** Start Data for this task **

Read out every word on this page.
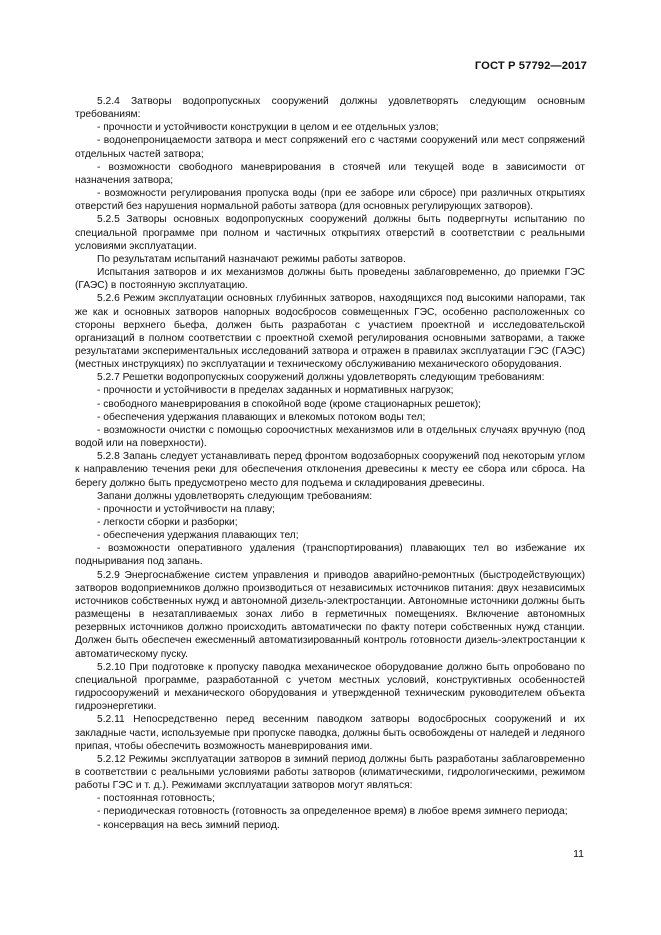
ГОСТ Р 57792—2017

5.2.4 Затворы водопропускных сооружений должны удовлетворять следующим основным требованиям:

- прочности и устойчивости конструкции в целом и ее отдельных узлов;

- водонепроницаемости затвора и мест сопряжений его с частями сооружений или мест сопряжений отдельных частей затвора;

- возможности свободного маневрирования в стоячей или текущей воде в зависимости от назначения затвора;

- возможности регулирования пропуска воды (при ее заборе или сбросе) при различных открытиях отверстий без нарушения нормальной работы затвора (для основных регулирующих затворов).

5.2.5 Затворы основных водопропускных сооружений должны быть подвергнуты испытанию по специальной программе при полном и частичных открытиях отверстий в соответствии с реальными условиями эксплуатации.

По результатам испытаний назначают режимы работы затворов.

Испытания затворов и их механизмов должны быть проведены заблаговременно, до приемки ГЭС (ГАЭС) в постоянную эксплуатацию.

5.2.6 Режим эксплуатации основных глубинных затворов, находящихся под высокими напорами, так же как и основных затворов напорных водосбросов совмещенных ГЭС, особенно расположенных со стороны верхнего бьефа, должен быть разработан с участием проектной и исследовательской организаций в полном соответствии с проектной схемой регулирования основными затворами, а также результатами экспериментальных исследований затвора и отражен в правилах эксплуатации ГЭС (ГАЭС) (местных инструкциях) по эксплуатации и техническому обслуживанию механического оборудования.

5.2.7 Решетки водопропускных сооружений должны удовлетворять следующим требованиям:

- прочности и устойчивости в пределах заданных и нормативных нагрузок;

- свободного маневрирования в спокойной воде (кроме стационарных решеток);

- обеспечения удержания плавающих и влекомых потоком воды тел;

- возможности очистки с помощью сороочистных механизмов или в отдельных случаях вручную (под водой или на поверхности).

5.2.8 Запань следует устанавливать перед фронтом водозаборных сооружений под некоторым углом к направлению течения реки для обеспечения отклонения древесины к месту ее сбора или сброса. На берегу должно быть предусмотрено место для подъема и складирования древесины.

Запани должны удовлетворять следующим требованиям:

- прочности и устойчивости на плаву;

- легкости сборки и разборки;

- обеспечения удержания плавающих тел;

- возможности оперативного удаления (транспортирования) плавающих тел во избежание их подныривания под запань.

5.2.9 Энергоснабжение систем управления и приводов аварийно-ремонтных (быстродействующих) затворов водоприемников должно производиться от независимых источников питания: двух независимых источников собственных нужд и автономной дизель-электростанции. Автономные источники должны быть размещены в незатапливаемых зонах либо в герметичных помещениях. Включение автономных резервных источников должно происходить автоматически по факту потери собственных нужд станции. Должен быть обеспечен ежесменный автоматизированный контроль готовности дизель-электростанции к автоматическому пуску.

5.2.10 При подготовке к пропуску паводка механическое оборудование должно быть опробовано по специальной программе, разработанной с учетом местных условий, конструктивных особенностей гидросооружений и механического оборудования и утвержденной техническим руководителем объекта гидроэнергетики.

5.2.11 Непосредственно перед весенним паводком затворы водосбросных сооружений и их закладные части, используемые при пропуске паводка, должны быть освобождены от наледей и ледяного припая, чтобы обеспечить возможность маневрирования ими.

5.2.12 Режимы эксплуатации затворов в зимний период должны быть разработаны заблаговременно в соответствии с реальными условиями работы затворов (климатическими, гидрологическими, режимом работы ГЭС и т. д.). Режимами эксплуатации затворов могут являться:

- постоянная готовность;

- периодическая готовность (готовность за определенное время) в любое время зимнего периода;

- консервация на весь зимний период.

11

** End Data for this task **

## Instructions to follow
The records above must be transcribed exactly. Pictures are left out of the copy.

## Task response
Read out every word on this page.
ГОСТ Р 57792—2017

5.2.4 Затворы водопропускных сооружений должны удовлетворять следующим основным требованиям:

- прочности и устойчивости конструкции в целом и ее отдельных узлов;

- водонепроницаемости затвора и мест сопряжений его с частями сооружений или мест сопряжений отдельных частей затвора;

- возможности свободного маневрирования в стоячей или текущей воде в зависимости от назначения затвора;

- возможности регулирования пропуска воды (при ее заборе или сбросе) при различных открытиях отверстий без нарушения нормальной работы затвора (для основных регулирующих затворов).

5.2.5 Затворы основных водопропускных сооружений должны быть подвергнуты испытанию по специальной программе при полном и частичных открытиях отверстий в соответствии с реальными условиями эксплуатации.

По результатам испытаний назначают режимы работы затворов.

Испытания затворов и их механизмов должны быть проведены заблаговременно, до приемки ГЭС (ГАЭС) в постоянную эксплуатацию.

5.2.6 Режим эксплуатации основных глубинных затворов, находящихся под высокими напорами, так же как и основных затворов напорных водосбросов совмещенных ГЭС, особенно расположенных со стороны верхнего бьефа, должен быть разработан с участием проектной и исследовательской организаций в полном соответствии с проектной схемой регулирования основными затворами, а также результатами экспериментальных исследований затвора и отражен в правилах эксплуатации ГЭС (ГАЭС) (местных инструкциях) по эксплуатации и техническому обслуживанию механического оборудования.

5.2.7 Решетки водопропускных сооружений должны удовлетворять следующим требованиям:

- прочности и устойчивости в пределах заданных и нормативных нагрузок;

- свободного маневрирования в спокойной воде (кроме стационарных решеток);

- обеспечения удержания плавающих и влекомых потоком воды тел;

- возможности очистки с помощью сороочистных механизмов или в отдельных случаях вручную (под водой или на поверхности).

5.2.8 Запань следует устанавливать перед фронтом водозаборных сооружений под некоторым углом к направлению течения реки для обеспечения отклонения древесины к месту ее сбора или сброса. На берегу должно быть предусмотрено место для подъема и складирования древесины.

Запани должны удовлетворять следующим требованиям:

- прочности и устойчивости на плаву;

- легкости сборки и разборки;

- обеспечения удержания плавающих тел;

- возможности оперативного удаления (транспортирования) плавающих тел во избежание их подныривания под запань.

5.2.9 Энергоснабжение систем управления и приводов аварийно-ремонтных (быстродействующих) затворов водоприемников должно производиться от независимых источников питания: двух независимых источников собственных нужд и автономной дизель-электростанции. Автономные источники должны быть размещены в незатапливаемых зонах либо в герметичных помещениях. Включение автономных резервных источников должно происходить автоматически по факту потери собственных нужд станции. Должен быть обеспечен ежесменный автоматизированный контроль готовности дизель-электростанции к автоматическому пуску.

5.2.10 При подготовке к пропуску паводка механическое оборудование должно быть опробовано по специальной программе, разработанной с учетом местных условий, конструктивных особенностей гидросооружений и механического оборудования и утвержденной техническим руководителем объекта гидроэнергетики.

5.2.11 Непосредственно перед весенним паводком затворы водосбросных сооружений и их закладные части, используемые при пропуске паводка, должны быть освобождены от наледей и ледяного припая, чтобы обеспечить возможность маневрирования ими.

5.2.12 Режимы эксплуатации затворов в зимний период должны быть разработаны заблаговременно в соответствии с реальными условиями работы затворов (климатическими, гидрологическими, режимом работы ГЭС и т. д.). Режимами эксплуатации затворов могут являться:

- постоянная готовность;

- периодическая готовность (готовность за определенное время) в любое время зимнего периода;

- консервация на весь зимний период.

11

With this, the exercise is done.